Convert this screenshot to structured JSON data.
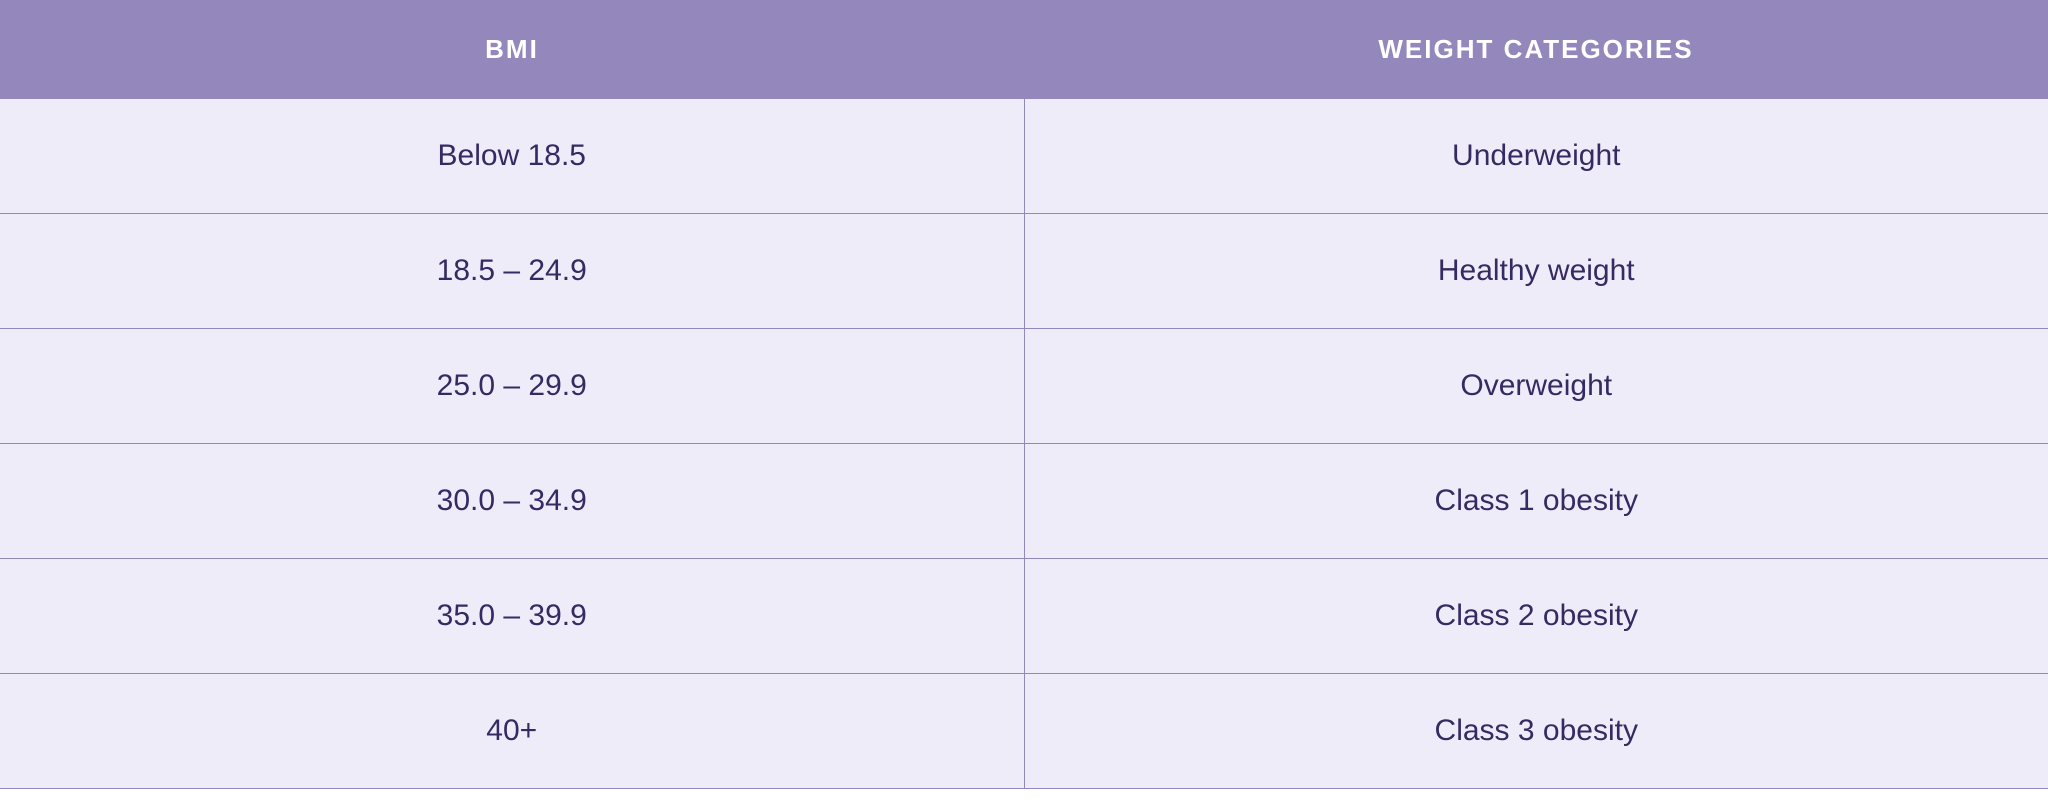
{
  "table": {
    "type": "table",
    "columns": [
      {
        "label": "BMI"
      },
      {
        "label": "WEIGHT CATEGORIES"
      }
    ],
    "rows": [
      {
        "bmi": "Below 18.5",
        "category": "Underweight"
      },
      {
        "bmi": "18.5 – 24.9",
        "category": "Healthy weight"
      },
      {
        "bmi": "25.0 – 29.9",
        "category": "Overweight"
      },
      {
        "bmi": "30.0 – 34.9",
        "category": "Class 1 obesity"
      },
      {
        "bmi": "35.0 – 39.9",
        "category": "Class 2 obesity"
      },
      {
        "bmi": "40+",
        "category": "Class 3 obesity"
      }
    ],
    "styling": {
      "header_background": "#9487bb",
      "header_text_color": "#ffffff",
      "header_font_size": 26,
      "header_font_weight": 700,
      "header_letter_spacing": 2,
      "row_background": "#efecf9",
      "row_text_color": "#362a63",
      "row_font_size": 30,
      "border_color": "#9487bb",
      "cell_padding_vertical": 40,
      "header_padding_vertical": 34
    }
  }
}
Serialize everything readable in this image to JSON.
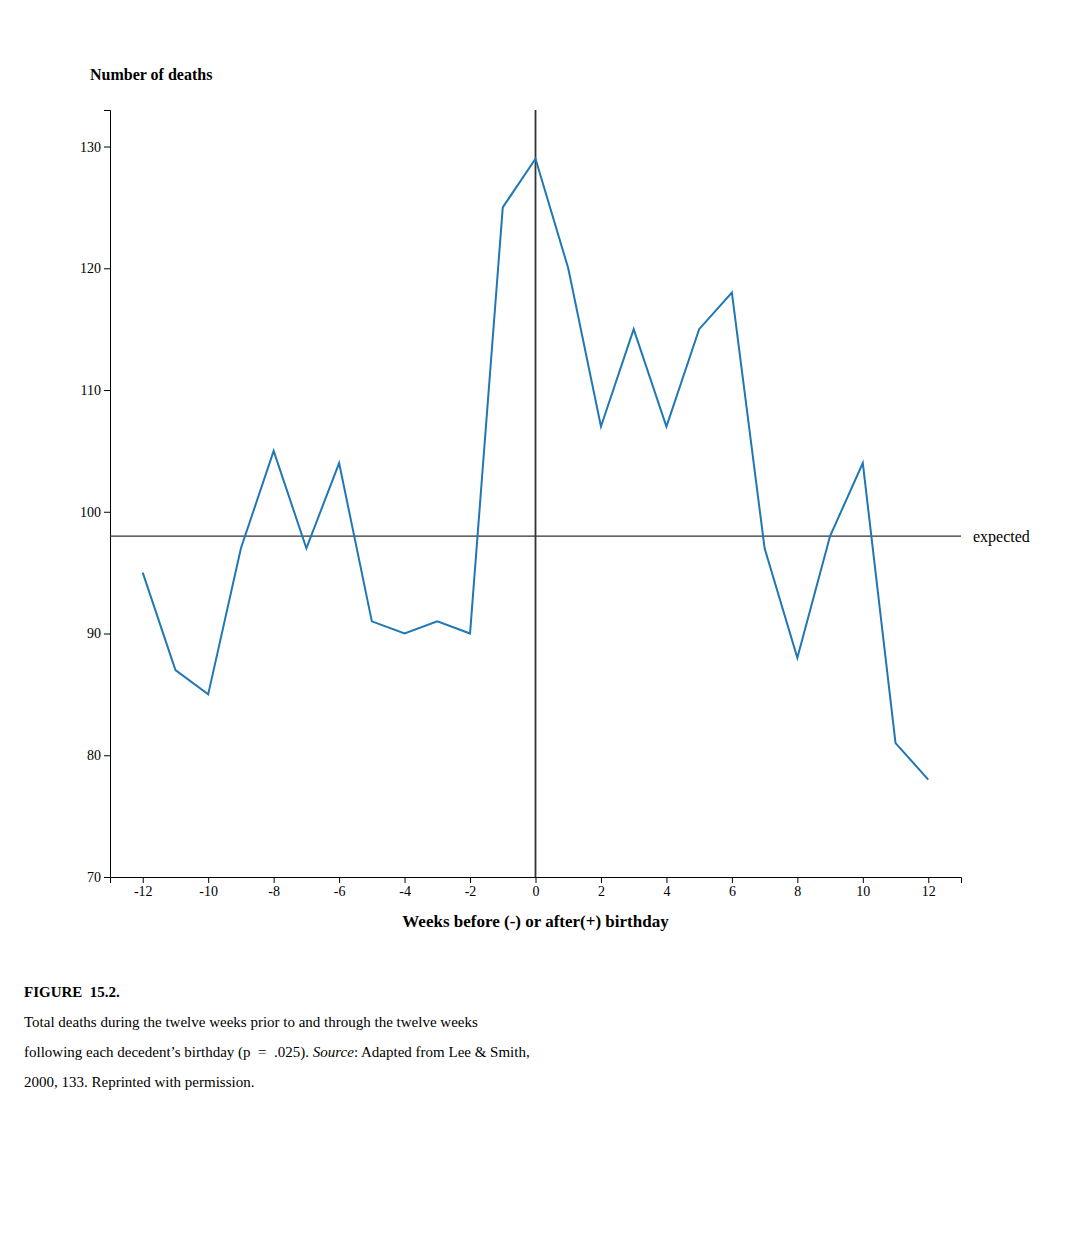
{
  "chart_data": {
    "type": "line",
    "x": [
      -12,
      -11,
      -10,
      -9,
      -8,
      -7,
      -6,
      -5,
      -4,
      -3,
      -2,
      -1,
      0,
      1,
      2,
      3,
      4,
      5,
      6,
      7,
      8,
      9,
      10,
      11,
      12
    ],
    "series": [
      {
        "values": [
          95,
          87,
          85,
          97,
          105,
          97,
          104,
          91,
          90,
          91,
          90,
          125,
          129,
          120,
          107,
          115,
          107,
          115,
          118,
          97,
          88,
          98,
          104,
          81,
          78
        ]
      }
    ],
    "xlim": [
      -13,
      13
    ],
    "ylim": [
      70,
      133
    ],
    "xticks": [
      -12,
      -10,
      -8,
      -6,
      -4,
      -2,
      0,
      2,
      4,
      6,
      8,
      10,
      12
    ],
    "yticks": [
      70,
      80,
      90,
      100,
      110,
      120,
      130
    ],
    "x_label": "Weeks before (-) or after(+) birthday",
    "y_label": "Number of deaths",
    "grid": false,
    "annotations": [
      {
        "type": "hline",
        "y": 98,
        "label": "expected"
      },
      {
        "type": "vline",
        "x": 0
      }
    ],
    "caption_label": "FIGURE  15.2.",
    "caption": [
      [
        "Total deaths during the twelve weeks prior to and through the twelve weeks"
      ],
      [
        "following each decedent’s birthday (p  =  .025). ",
        "Source",
        ": Adapted from Lee & Smith,"
      ],
      [
        "2000, 133. Reprinted with permission."
      ]
    ]
  }
}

----

* To be done
Search the data for "this". Copy every matching line.

* Expected output
Convert this screenshot to structured JSON data.
Serialize everything readable in this image to JSON.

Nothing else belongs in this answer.